[start Data excerpts]

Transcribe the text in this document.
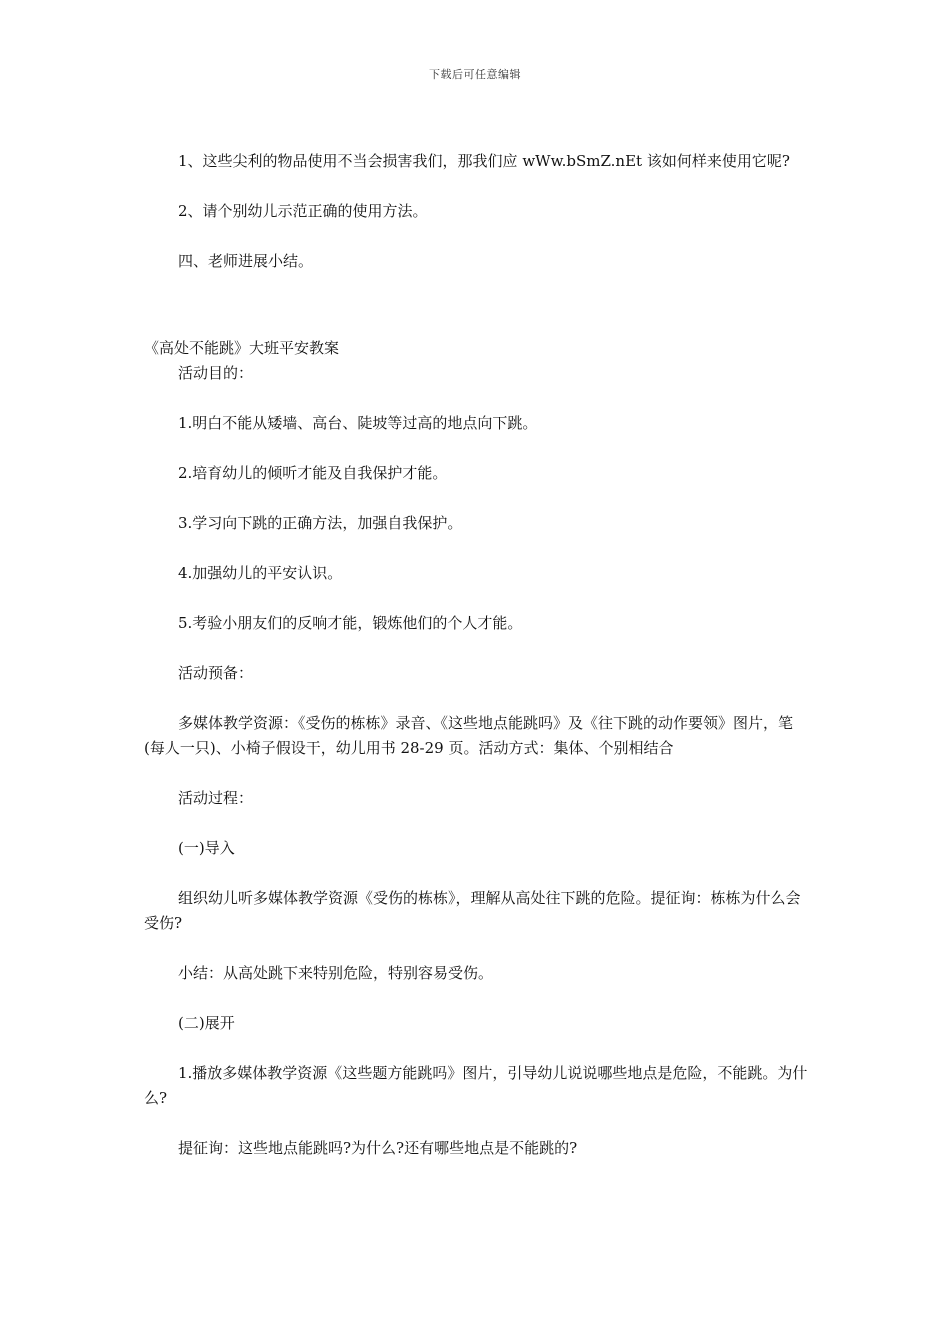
下载后可任意编辑

1、这些尖利的物品使用不当会损害我们，那我们应 wWw.bSmZ.nEt 该如何样来使用它呢?

2、请个别幼儿示范正确的使用方法。

四、老师进展小结。

《高处不能跳》大班平安教案

活动目的：

1.明白不能从矮墙、高台、陡坡等过高的地点向下跳。

2.培育幼儿的倾听才能及自我保护才能。

3.学习向下跳的正确方法，加强自我保护。

4.加强幼儿的平安认识。

5.考验小朋友们的反响才能，锻炼他们的个人才能。

活动预备：

多媒体教学资源：《受伤的栋栋》录音、《这些地点能跳吗》及《往下跳的动作要领》图片，笔(每人一只)、小椅子假设干，幼儿用书 28-29 页。活动方式：集体、个别相结合

活动过程：

(一)导入

组织幼儿听多媒体教学资源《受伤的栋栋》，理解从高处往下跳的危险。提征询：栋栋为什么会受伤?

小结：从高处跳下来特别危险，特别容易受伤。

(二)展开

1.播放多媒体教学资源《这些题方能跳吗》图片，引导幼儿说说哪些地点是危险，不能跳。为什么?

提征询：这些地点能跳吗?为什么?还有哪些地点是不能跳的?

[end Data excerpts]

Identify and list each line with the word "受伤的栋栋".

## Full response
多媒体教学资源：《受伤的栋栋》录音、《这些地点能跳吗》及《往下跳的动作要领》图片，笔(每人一只)、小椅子假设干，幼儿用书 28-29 页。活动方式：集体、个别相结合
组织幼儿听多媒体教学资源《受伤的栋栋》，理解从高处往下跳的危险。提征询：栋栋为什么会受伤?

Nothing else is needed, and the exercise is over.